• [What is needed] Lines that hold the string "text" are to be counted; give only their number.

***** Data for this task *****

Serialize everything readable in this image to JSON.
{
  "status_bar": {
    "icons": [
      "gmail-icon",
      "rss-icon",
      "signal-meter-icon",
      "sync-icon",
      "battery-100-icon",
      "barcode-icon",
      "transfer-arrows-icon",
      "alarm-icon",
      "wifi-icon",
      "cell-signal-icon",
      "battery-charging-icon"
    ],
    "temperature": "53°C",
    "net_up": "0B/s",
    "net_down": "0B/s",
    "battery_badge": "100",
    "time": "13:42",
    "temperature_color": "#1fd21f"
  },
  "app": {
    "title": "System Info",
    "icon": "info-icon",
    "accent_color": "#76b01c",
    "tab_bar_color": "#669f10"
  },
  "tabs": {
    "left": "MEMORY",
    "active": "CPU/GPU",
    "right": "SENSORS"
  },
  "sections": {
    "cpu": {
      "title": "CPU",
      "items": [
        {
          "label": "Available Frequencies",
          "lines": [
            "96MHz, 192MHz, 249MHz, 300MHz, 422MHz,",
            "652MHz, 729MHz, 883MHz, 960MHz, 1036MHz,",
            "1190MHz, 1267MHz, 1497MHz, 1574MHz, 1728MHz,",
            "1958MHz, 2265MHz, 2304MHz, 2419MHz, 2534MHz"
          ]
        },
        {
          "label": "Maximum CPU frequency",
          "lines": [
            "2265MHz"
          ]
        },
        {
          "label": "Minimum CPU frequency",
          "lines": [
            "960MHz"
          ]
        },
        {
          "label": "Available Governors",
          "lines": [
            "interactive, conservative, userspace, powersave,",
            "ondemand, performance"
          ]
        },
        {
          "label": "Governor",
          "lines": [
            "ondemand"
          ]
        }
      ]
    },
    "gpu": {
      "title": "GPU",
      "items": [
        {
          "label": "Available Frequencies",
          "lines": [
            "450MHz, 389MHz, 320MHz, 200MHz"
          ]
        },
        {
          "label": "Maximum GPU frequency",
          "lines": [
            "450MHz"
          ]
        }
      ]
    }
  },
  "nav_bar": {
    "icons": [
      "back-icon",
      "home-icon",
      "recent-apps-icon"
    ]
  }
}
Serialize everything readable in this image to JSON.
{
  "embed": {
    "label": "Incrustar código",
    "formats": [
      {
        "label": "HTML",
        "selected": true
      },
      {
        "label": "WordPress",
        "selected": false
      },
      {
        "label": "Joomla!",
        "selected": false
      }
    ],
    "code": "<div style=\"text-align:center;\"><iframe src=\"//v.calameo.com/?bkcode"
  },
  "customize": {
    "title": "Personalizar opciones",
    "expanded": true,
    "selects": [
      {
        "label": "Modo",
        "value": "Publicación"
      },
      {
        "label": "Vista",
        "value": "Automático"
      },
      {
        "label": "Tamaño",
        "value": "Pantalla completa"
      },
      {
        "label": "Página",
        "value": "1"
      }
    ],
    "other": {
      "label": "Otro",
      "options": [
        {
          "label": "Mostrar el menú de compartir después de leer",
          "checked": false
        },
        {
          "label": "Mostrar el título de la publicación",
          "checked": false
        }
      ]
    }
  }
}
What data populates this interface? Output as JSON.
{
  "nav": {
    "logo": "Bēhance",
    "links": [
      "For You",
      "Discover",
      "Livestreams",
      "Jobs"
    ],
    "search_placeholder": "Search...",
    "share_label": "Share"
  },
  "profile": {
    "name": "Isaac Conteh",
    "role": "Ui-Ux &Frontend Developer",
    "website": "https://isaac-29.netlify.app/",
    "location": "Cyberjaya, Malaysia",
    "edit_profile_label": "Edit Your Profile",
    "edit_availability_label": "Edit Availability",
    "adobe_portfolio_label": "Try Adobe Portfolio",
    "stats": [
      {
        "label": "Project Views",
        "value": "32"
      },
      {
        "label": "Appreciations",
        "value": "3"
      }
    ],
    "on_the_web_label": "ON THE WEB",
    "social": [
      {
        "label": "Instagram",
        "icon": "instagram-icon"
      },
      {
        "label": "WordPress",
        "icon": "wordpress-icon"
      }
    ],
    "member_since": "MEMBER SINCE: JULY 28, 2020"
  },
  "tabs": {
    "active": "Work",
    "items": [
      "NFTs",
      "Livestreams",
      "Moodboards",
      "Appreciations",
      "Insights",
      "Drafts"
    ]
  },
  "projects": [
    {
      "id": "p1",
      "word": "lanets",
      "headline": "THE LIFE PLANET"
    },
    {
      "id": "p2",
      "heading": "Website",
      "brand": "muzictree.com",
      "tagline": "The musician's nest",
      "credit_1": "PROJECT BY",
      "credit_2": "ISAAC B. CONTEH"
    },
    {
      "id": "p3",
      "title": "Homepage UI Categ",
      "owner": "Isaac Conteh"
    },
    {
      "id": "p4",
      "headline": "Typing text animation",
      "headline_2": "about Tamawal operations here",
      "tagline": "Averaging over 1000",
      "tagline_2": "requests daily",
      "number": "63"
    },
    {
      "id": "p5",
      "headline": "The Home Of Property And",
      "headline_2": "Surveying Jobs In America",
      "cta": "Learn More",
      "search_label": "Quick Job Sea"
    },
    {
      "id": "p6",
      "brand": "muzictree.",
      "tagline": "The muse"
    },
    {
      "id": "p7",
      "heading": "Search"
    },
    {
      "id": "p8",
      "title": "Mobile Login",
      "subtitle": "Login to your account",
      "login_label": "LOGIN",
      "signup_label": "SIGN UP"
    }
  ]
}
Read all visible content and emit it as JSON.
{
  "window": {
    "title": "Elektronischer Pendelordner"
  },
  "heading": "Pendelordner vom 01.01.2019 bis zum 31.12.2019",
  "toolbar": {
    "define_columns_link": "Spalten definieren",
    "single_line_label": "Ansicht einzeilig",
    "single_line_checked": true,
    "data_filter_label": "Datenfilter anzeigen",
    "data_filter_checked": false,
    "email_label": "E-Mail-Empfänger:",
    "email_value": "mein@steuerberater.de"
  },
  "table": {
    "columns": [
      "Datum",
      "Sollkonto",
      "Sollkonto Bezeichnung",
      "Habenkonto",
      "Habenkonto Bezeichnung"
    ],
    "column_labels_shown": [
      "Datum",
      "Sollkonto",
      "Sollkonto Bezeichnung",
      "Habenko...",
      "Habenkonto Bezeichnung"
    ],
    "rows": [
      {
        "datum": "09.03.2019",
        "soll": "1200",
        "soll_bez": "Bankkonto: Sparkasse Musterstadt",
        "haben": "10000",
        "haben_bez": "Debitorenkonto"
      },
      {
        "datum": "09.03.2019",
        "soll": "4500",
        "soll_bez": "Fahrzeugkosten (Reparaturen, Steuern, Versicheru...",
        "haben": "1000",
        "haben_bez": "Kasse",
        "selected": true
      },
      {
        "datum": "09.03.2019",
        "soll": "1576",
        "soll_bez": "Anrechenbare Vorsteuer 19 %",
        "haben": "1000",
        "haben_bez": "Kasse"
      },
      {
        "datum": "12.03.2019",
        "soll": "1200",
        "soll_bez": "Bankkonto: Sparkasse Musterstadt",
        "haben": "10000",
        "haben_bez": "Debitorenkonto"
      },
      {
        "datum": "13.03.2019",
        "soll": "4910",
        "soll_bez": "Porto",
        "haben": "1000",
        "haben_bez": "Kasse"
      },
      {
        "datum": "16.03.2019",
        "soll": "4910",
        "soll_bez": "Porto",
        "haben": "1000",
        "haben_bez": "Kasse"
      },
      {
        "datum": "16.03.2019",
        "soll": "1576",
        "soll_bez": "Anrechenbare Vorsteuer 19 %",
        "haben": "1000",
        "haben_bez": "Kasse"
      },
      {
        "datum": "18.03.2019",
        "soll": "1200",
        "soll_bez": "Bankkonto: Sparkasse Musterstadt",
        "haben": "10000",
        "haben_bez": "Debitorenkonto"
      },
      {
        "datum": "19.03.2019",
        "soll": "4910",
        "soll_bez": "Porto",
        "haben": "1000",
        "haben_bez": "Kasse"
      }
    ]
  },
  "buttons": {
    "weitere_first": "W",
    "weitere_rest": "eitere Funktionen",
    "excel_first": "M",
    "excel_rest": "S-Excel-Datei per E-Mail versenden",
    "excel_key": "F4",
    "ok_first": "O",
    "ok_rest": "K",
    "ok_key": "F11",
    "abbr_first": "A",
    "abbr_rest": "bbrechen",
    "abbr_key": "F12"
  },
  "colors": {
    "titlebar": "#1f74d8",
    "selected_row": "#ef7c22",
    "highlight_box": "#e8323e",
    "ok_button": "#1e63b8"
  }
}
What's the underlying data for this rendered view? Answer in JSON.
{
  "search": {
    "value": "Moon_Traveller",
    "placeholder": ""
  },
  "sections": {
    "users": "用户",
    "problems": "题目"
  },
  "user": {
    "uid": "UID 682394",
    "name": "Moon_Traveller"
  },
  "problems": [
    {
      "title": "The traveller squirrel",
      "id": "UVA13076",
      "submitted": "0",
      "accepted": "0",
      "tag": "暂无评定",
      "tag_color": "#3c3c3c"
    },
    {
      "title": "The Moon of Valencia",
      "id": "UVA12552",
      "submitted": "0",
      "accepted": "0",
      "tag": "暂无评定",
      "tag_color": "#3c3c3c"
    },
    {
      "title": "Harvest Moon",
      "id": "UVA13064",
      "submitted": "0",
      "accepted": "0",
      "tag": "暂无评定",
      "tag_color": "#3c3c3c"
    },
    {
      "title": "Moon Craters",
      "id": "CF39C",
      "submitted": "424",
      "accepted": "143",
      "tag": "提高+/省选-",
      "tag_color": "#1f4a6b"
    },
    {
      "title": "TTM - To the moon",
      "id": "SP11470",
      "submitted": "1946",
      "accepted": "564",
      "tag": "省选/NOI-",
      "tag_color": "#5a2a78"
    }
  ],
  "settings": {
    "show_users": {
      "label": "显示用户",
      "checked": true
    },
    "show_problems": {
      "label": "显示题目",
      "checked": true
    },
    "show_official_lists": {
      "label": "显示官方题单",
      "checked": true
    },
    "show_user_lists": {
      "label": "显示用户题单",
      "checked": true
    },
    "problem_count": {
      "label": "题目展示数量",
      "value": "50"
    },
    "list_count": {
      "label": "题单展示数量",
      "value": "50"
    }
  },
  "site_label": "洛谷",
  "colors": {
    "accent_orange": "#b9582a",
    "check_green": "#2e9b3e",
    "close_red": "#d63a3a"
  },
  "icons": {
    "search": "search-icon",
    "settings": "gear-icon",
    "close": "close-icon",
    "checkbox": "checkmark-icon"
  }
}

*****

• [Final answer] 2